■ Your goal
Copy every line with the string "bloque" in it.
* Start Available records *
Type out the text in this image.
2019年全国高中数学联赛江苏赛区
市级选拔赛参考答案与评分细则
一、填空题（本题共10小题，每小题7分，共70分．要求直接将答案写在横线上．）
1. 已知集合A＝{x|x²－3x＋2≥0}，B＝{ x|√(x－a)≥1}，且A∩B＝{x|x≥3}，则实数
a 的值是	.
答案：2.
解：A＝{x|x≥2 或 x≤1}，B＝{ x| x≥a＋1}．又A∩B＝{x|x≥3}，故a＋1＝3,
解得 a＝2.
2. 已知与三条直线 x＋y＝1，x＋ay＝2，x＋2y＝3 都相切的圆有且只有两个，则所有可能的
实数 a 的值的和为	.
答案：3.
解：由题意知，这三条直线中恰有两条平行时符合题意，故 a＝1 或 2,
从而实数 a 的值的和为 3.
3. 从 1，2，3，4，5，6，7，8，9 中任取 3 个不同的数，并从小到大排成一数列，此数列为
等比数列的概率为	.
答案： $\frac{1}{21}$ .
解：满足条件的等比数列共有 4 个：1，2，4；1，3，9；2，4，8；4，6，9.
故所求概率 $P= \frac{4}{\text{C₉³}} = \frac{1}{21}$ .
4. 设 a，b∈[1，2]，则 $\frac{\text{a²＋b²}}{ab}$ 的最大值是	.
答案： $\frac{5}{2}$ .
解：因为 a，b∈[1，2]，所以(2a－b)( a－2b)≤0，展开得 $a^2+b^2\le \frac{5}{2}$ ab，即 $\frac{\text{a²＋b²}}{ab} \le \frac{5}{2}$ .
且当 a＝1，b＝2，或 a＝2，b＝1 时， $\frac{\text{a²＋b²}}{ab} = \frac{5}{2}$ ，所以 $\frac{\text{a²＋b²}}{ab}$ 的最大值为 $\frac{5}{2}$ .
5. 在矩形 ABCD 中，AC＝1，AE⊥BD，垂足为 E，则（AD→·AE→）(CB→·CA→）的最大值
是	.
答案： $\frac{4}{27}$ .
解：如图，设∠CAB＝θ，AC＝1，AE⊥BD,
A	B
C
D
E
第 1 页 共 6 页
* End Available records *
* Start Available records *
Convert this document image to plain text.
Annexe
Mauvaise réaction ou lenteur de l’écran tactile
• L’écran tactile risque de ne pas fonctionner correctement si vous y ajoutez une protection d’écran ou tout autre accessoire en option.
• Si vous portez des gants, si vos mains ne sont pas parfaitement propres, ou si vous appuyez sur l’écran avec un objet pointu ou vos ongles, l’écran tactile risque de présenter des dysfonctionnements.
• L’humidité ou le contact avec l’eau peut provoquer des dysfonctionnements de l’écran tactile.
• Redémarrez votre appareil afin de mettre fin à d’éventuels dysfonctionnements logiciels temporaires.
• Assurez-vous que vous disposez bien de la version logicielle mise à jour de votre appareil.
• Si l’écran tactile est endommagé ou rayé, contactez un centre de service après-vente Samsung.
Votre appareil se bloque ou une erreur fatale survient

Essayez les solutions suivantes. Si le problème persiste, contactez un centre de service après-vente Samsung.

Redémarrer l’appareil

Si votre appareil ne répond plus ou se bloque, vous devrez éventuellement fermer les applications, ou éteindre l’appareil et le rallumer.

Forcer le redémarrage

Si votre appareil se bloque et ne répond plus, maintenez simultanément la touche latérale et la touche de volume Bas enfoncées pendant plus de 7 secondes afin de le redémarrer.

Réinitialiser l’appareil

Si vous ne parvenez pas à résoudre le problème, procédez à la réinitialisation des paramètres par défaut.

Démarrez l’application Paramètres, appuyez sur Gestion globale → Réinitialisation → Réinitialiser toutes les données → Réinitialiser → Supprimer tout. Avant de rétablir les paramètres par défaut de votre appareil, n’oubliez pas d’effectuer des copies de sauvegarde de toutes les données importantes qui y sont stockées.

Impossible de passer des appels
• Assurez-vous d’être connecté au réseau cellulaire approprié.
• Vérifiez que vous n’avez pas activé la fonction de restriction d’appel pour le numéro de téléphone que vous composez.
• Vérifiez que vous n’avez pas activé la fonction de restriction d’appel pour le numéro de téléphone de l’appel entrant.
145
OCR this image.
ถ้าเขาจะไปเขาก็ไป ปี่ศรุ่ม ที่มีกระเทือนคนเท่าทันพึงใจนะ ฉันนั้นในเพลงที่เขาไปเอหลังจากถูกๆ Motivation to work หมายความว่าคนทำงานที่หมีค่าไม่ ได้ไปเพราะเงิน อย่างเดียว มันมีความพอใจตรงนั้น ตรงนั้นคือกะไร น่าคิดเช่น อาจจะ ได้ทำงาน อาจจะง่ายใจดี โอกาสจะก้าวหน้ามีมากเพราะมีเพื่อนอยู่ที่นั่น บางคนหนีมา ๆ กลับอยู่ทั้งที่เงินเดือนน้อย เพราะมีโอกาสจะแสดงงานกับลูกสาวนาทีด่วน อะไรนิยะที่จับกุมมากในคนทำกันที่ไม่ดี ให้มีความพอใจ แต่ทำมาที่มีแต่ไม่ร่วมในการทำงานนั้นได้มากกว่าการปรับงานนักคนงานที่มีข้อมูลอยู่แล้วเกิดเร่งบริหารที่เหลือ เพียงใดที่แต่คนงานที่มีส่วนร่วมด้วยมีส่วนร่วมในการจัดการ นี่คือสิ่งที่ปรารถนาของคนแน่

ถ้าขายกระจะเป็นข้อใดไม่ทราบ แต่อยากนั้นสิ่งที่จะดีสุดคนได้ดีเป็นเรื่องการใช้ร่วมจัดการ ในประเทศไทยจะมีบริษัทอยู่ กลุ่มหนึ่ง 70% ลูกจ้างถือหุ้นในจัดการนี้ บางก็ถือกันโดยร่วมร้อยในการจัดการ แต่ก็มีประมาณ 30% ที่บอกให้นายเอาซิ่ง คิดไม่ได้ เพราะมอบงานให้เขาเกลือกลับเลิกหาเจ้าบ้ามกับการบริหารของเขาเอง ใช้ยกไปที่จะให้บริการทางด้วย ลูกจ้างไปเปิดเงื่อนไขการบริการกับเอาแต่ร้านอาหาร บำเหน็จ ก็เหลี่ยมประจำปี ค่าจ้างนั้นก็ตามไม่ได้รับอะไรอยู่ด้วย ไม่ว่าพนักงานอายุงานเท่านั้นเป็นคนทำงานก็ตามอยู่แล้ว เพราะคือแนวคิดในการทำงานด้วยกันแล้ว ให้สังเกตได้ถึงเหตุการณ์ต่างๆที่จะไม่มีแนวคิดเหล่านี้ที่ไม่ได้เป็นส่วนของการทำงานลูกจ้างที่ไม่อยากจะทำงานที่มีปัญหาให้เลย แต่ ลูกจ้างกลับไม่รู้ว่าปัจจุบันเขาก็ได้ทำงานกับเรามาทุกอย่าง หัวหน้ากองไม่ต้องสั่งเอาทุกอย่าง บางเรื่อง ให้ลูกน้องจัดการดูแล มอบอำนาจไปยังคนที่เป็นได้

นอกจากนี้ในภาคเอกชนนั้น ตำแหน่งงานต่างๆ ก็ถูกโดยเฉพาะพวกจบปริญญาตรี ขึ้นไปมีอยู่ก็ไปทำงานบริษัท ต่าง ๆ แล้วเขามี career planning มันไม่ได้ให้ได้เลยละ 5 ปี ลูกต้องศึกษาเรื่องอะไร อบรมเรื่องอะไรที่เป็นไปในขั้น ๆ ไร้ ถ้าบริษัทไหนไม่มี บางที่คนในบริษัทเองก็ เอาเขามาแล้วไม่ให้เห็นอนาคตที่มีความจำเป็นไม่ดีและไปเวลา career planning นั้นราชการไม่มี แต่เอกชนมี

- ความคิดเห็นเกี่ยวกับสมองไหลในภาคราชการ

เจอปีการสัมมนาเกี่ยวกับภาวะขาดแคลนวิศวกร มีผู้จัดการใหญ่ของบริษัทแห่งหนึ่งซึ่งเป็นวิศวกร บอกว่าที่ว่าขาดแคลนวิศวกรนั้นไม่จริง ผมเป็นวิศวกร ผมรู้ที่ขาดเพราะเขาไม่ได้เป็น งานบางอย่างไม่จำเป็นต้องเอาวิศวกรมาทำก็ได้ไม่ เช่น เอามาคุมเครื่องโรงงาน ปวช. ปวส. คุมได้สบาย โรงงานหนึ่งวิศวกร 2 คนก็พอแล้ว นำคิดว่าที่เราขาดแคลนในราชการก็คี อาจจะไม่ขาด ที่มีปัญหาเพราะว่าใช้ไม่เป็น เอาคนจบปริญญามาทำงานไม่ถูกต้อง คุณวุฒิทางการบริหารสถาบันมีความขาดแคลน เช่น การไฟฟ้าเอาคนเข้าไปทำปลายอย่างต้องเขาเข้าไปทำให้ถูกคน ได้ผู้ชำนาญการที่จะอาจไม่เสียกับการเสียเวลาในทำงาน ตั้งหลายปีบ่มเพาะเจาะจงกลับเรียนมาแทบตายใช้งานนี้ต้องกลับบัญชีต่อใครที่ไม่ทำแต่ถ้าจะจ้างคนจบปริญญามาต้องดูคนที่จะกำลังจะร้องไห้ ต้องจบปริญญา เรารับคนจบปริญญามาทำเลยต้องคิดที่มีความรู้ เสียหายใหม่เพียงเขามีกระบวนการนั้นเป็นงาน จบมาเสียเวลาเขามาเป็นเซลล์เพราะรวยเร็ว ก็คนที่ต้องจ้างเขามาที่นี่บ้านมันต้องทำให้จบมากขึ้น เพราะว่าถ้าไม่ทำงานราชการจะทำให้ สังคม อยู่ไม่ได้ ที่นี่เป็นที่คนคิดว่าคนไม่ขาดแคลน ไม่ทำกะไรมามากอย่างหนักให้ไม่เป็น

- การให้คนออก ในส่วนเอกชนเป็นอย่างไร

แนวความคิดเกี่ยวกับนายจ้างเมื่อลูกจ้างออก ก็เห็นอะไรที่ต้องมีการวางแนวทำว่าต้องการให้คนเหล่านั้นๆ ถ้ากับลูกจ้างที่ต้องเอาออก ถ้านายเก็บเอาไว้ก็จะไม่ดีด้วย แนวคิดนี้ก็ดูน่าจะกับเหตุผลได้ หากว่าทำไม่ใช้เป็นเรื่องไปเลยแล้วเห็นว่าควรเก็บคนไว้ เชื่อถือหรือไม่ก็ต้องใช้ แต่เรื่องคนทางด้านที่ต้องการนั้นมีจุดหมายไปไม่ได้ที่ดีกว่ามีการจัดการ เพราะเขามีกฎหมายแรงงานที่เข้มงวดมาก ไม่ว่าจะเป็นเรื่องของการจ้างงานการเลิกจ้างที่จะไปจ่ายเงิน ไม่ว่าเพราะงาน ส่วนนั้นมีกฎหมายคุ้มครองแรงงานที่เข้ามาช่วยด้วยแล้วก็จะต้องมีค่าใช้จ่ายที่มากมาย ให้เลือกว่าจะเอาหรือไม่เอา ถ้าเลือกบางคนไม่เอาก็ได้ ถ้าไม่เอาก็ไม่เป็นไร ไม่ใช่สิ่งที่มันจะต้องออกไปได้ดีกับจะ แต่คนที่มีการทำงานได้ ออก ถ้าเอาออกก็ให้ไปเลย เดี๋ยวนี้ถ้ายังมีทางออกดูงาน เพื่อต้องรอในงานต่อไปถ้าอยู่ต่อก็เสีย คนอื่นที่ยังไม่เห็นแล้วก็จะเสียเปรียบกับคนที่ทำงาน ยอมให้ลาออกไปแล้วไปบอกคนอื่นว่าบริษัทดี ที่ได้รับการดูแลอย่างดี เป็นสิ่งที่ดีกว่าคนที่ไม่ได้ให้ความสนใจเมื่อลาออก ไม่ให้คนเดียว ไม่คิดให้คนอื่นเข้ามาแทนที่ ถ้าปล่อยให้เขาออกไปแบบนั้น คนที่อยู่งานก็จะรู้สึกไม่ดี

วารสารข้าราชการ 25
* End Available records *
* Start Available records *
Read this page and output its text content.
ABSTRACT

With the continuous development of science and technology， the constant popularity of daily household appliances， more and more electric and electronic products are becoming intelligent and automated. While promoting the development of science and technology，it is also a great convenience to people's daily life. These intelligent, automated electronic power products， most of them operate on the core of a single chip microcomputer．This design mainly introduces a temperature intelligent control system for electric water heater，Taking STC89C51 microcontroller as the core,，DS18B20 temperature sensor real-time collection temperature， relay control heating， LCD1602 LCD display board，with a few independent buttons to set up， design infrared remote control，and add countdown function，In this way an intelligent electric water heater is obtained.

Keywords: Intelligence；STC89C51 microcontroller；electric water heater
* End Available records *
■ Solution to the exercise
Votre appareil se bloque ou une erreur fatale survient
Si votre appareil ne répond plus ou se bloque, vous devrez éventuellement fermer les applications, ou éteindre l’appareil et le rallumer.
Si votre appareil se bloque et ne répond plus, maintenez simultanément la touche latérale et la touche de volume Bas enfoncées pendant plus de 7 secondes afin de le redémarrer.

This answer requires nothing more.